What this task involves: Take the material below and retype it in full; pictures are left out.

Data items

★ ★ ★

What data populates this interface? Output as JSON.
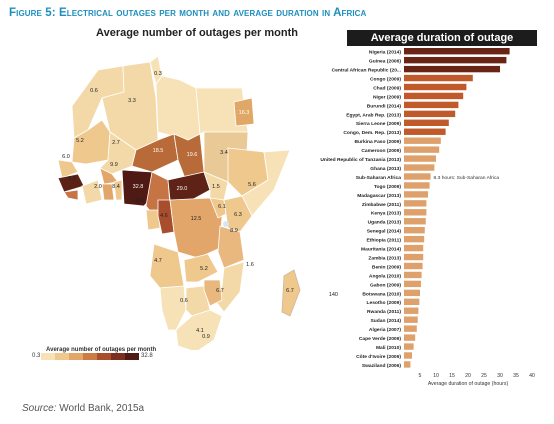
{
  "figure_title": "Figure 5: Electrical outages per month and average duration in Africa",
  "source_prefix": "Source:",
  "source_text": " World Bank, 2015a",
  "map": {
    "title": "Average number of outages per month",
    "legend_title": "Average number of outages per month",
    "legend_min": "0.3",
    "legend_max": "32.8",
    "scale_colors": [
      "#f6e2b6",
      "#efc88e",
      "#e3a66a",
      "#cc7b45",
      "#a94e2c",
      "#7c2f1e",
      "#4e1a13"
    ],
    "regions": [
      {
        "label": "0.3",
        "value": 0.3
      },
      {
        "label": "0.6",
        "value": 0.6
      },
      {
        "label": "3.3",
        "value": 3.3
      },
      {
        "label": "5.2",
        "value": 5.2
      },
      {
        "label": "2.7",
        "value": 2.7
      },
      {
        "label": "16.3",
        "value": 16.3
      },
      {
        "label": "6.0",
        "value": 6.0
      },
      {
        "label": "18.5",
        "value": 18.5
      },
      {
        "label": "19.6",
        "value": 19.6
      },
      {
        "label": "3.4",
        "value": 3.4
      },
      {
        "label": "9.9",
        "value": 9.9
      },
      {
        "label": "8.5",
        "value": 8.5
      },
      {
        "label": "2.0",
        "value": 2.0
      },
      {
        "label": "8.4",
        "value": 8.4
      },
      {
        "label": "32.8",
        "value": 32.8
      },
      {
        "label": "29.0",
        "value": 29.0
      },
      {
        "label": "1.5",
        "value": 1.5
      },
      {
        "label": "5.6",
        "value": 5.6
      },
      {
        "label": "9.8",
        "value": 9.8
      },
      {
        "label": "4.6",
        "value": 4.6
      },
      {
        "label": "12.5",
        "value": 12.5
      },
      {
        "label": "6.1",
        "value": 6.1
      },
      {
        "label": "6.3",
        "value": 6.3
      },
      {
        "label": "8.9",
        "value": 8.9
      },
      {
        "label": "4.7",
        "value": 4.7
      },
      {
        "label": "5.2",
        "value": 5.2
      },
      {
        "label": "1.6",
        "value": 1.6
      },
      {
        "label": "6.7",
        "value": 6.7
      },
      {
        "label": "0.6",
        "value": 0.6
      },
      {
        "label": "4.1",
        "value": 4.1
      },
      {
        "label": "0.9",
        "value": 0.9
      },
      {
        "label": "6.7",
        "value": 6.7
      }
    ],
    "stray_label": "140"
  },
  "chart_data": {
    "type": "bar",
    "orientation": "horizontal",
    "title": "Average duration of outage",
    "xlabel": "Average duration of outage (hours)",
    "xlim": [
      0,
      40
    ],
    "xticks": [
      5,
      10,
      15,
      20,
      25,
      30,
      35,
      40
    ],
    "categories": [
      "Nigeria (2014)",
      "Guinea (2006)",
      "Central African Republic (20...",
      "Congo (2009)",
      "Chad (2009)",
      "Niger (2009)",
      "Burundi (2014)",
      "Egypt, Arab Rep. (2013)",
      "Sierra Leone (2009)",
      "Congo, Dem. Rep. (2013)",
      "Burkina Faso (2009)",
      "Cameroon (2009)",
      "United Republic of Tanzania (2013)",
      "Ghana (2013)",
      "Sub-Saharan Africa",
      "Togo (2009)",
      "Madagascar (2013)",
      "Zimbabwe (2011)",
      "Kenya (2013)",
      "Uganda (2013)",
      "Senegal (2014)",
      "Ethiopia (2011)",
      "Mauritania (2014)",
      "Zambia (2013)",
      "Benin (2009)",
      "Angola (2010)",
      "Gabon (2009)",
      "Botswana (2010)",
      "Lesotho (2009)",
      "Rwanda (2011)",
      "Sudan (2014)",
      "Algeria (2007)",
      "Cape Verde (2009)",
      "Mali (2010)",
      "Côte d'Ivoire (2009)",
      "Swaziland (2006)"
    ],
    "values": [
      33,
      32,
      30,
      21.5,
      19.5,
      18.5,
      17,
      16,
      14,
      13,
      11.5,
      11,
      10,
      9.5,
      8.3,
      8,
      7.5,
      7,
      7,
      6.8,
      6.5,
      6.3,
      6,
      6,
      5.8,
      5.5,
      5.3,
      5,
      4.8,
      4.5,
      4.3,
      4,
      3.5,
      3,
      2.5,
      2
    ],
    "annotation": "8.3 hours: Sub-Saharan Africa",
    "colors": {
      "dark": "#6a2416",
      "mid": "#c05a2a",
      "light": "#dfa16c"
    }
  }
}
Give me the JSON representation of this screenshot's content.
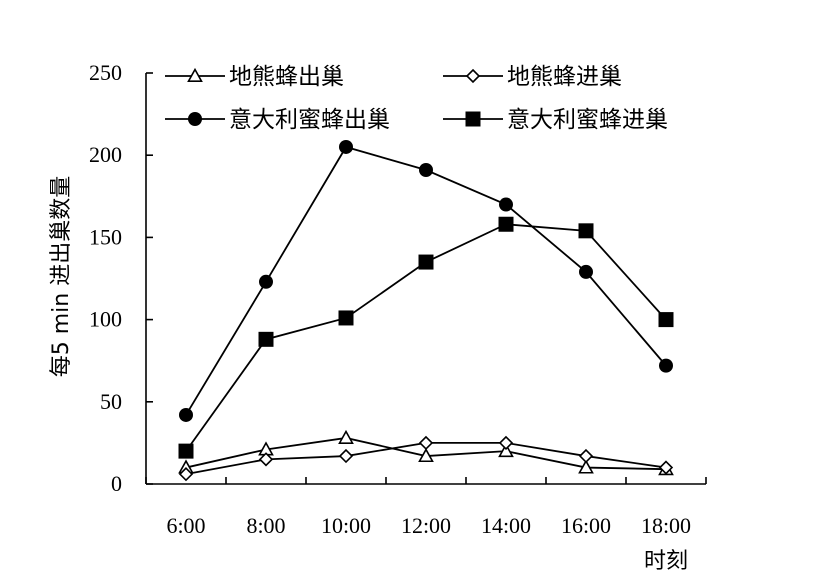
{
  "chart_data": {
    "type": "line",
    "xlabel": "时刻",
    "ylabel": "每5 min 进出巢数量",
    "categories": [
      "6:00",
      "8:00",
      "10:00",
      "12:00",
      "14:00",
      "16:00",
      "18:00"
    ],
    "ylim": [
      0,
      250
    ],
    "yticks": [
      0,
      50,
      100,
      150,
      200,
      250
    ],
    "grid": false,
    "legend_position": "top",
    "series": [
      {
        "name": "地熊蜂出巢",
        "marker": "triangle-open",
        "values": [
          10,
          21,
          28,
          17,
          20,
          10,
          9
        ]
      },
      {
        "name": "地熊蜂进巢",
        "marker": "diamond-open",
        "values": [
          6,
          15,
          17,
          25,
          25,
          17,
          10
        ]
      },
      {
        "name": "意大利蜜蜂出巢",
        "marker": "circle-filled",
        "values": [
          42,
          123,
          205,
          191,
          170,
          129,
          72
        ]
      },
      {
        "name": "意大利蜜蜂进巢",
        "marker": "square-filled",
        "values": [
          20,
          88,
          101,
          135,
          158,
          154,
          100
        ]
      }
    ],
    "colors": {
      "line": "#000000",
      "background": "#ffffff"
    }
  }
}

★ ★ ★

Exercise result:
What data populates this interface? Output as JSON.
{
  "figure_title": "Figure 5: Electrical outages per month and average duration in Africa",
  "source_prefix": "Source:",
  "source_text": " World Bank, 2015a",
  "map": {
    "title": "Average number of outages per month",
    "legend_title": "Average number of outages per month",
    "legend_min": "0.3",
    "legend_max": "32.8",
    "scale_colors": [
      "#f6e2b6",
      "#efc88e",
      "#e3a66a",
      "#cc7b45",
      "#a94e2c",
      "#7c2f1e",
      "#4e1a13"
    ],
    "regions": [
      {
        "label": "0.3",
        "value": 0.3
      },
      {
        "label": "0.6",
        "value": 0.6
      },
      {
        "label": "3.3",
        "value": 3.3
      },
      {
        "label": "5.2",
        "value": 5.2
      },
      {
        "label": "2.7",
        "value": 2.7
      },
      {
        "label": "16.3",
        "value": 16.3
      },
      {
        "label": "6.0",
        "value": 6.0
      },
      {
        "label": "18.5",
        "value": 18.5
      },
      {
        "label": "19.6",
        "value": 19.6
      },
      {
        "label": "3.4",
        "value": 3.4
      },
      {
        "label": "9.9",
        "value": 9.9
      },
      {
        "label": "8.5",
        "value": 8.5
      },
      {
        "label": "2.0",
        "value": 2.0
      },
      {
        "label": "8.4",
        "value": 8.4
      },
      {
        "label": "32.8",
        "value": 32.8
      },
      {
        "label": "29.0",
        "value": 29.0
      },
      {
        "label": "1.5",
        "value": 1.5
      },
      {
        "label": "5.6",
        "value": 5.6
      },
      {
        "label": "9.8",
        "value": 9.8
      },
      {
        "label": "4.6",
        "value": 4.6
      },
      {
        "label": "12.5",
        "value": 12.5
      },
      {
        "label": "6.1",
        "value": 6.1
      },
      {
        "label": "6.3",
        "value": 6.3
      },
      {
        "label": "8.9",
        "value": 8.9
      },
      {
        "label": "4.7",
        "value": 4.7
      },
      {
        "label": "5.2",
        "value": 5.2
      },
      {
        "label": "1.6",
        "value": 1.6
      },
      {
        "label": "6.7",
        "value": 6.7
      },
      {
        "label": "0.6",
        "value": 0.6
      },
      {
        "label": "4.1",
        "value": 4.1
      },
      {
        "label": "0.9",
        "value": 0.9
      },
      {
        "label": "6.7",
        "value": 6.7
      }
    ],
    "stray_label": "140"
  },
  "chart_data": {
    "type": "bar",
    "orientation": "horizontal",
    "title": "Average duration of outage",
    "xlabel": "Average duration of outage (hours)",
    "xlim": [
      0,
      40
    ],
    "xticks": [
      5,
      10,
      15,
      20,
      25,
      30,
      35,
      40
    ],
    "categories": [
      "Nigeria (2014)",
      "Guinea (2006)",
      "Central African Republic (20...",
      "Congo (2009)",
      "Chad (2009)",
      "Niger (2009)",
      "Burundi (2014)",
      "Egypt, Arab Rep. (2013)",
      "Sierra Leone (2009)",
      "Congo, Dem. Rep. (2013)",
      "Burkina Faso (2009)",
      "Cameroon (2009)",
      "United Republic of Tanzania (2013)",
      "Ghana (2013)",
      "Sub-Saharan Africa",
      "Togo (2009)",
      "Madagascar (2013)",
      "Zimbabwe (2011)",
      "Kenya (2013)",
      "Uganda (2013)",
      "Senegal (2014)",
      "Ethiopia (2011)",
      "Mauritania (2014)",
      "Zambia (2013)",
      "Benin (2009)",
      "Angola (2010)",
      "Gabon (2009)",
      "Botswana (2010)",
      "Lesotho (2009)",
      "Rwanda (2011)",
      "Sudan (2014)",
      "Algeria (2007)",
      "Cape Verde (2009)",
      "Mali (2010)",
      "Côte d'Ivoire (2009)",
      "Swaziland (2006)"
    ],
    "values": [
      33,
      32,
      30,
      21.5,
      19.5,
      18.5,
      17,
      16,
      14,
      13,
      11.5,
      11,
      10,
      9.5,
      8.3,
      8,
      7.5,
      7,
      7,
      6.8,
      6.5,
      6.3,
      6,
      6,
      5.8,
      5.5,
      5.3,
      5,
      4.8,
      4.5,
      4.3,
      4,
      3.5,
      3,
      2.5,
      2
    ],
    "annotation": "8.3 hours: Sub-Saharan Africa",
    "colors": {
      "dark": "#6a2416",
      "mid": "#c05a2a",
      "light": "#dfa16c"
    }
  }
}
Give me the JSON representation of this screenshot's content.
{
  "chart_data": {
    "type": "line",
    "xlabel": "时刻",
    "ylabel": "每5 min 进出巢数量",
    "categories": [
      "6:00",
      "8:00",
      "10:00",
      "12:00",
      "14:00",
      "16:00",
      "18:00"
    ],
    "ylim": [
      0,
      250
    ],
    "yticks": [
      0,
      50,
      100,
      150,
      200,
      250
    ],
    "grid": false,
    "legend_position": "top",
    "series": [
      {
        "name": "地熊蜂出巢",
        "marker": "triangle-open",
        "values": [
          10,
          21,
          28,
          17,
          20,
          10,
          9
        ]
      },
      {
        "name": "地熊蜂进巢",
        "marker": "diamond-open",
        "values": [
          6,
          15,
          17,
          25,
          25,
          17,
          10
        ]
      },
      {
        "name": "意大利蜜蜂出巢",
        "marker": "circle-filled",
        "values": [
          42,
          123,
          205,
          191,
          170,
          129,
          72
        ]
      },
      {
        "name": "意大利蜜蜂进巢",
        "marker": "square-filled",
        "values": [
          20,
          88,
          101,
          135,
          158,
          154,
          100
        ]
      }
    ],
    "colors": {
      "line": "#000000",
      "background": "#ffffff"
    }
  }
}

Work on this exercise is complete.